__Directions__: Pull every "دریفت" line out of the data below.

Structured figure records

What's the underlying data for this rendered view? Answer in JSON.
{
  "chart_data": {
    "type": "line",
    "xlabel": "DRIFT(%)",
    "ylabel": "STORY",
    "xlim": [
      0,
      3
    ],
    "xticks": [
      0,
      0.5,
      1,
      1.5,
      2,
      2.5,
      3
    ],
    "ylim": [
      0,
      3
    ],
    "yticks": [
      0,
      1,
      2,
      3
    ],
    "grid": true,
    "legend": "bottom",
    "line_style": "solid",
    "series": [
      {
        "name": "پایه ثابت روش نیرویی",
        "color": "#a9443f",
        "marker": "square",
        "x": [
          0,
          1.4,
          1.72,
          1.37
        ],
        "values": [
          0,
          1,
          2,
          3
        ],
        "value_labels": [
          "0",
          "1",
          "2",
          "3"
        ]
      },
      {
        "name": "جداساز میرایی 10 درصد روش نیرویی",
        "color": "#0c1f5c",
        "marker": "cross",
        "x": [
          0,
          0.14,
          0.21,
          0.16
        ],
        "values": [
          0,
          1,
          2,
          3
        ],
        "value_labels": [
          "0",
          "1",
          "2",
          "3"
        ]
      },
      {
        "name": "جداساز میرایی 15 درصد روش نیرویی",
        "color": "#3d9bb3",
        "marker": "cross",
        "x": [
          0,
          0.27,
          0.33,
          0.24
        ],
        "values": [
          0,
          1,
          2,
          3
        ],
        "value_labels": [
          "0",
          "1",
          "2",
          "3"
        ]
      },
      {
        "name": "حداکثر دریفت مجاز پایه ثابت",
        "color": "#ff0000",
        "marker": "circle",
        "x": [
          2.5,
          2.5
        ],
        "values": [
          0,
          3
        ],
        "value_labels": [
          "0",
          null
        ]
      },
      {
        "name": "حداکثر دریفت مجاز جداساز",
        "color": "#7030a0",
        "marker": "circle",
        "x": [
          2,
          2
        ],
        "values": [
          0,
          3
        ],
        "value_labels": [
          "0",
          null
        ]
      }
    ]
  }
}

__Worked answer__:
        "name": "حداکثر دریفت مجاز پایه ثابت",
        "name": "حداکثر دریفت مجاز جداساز",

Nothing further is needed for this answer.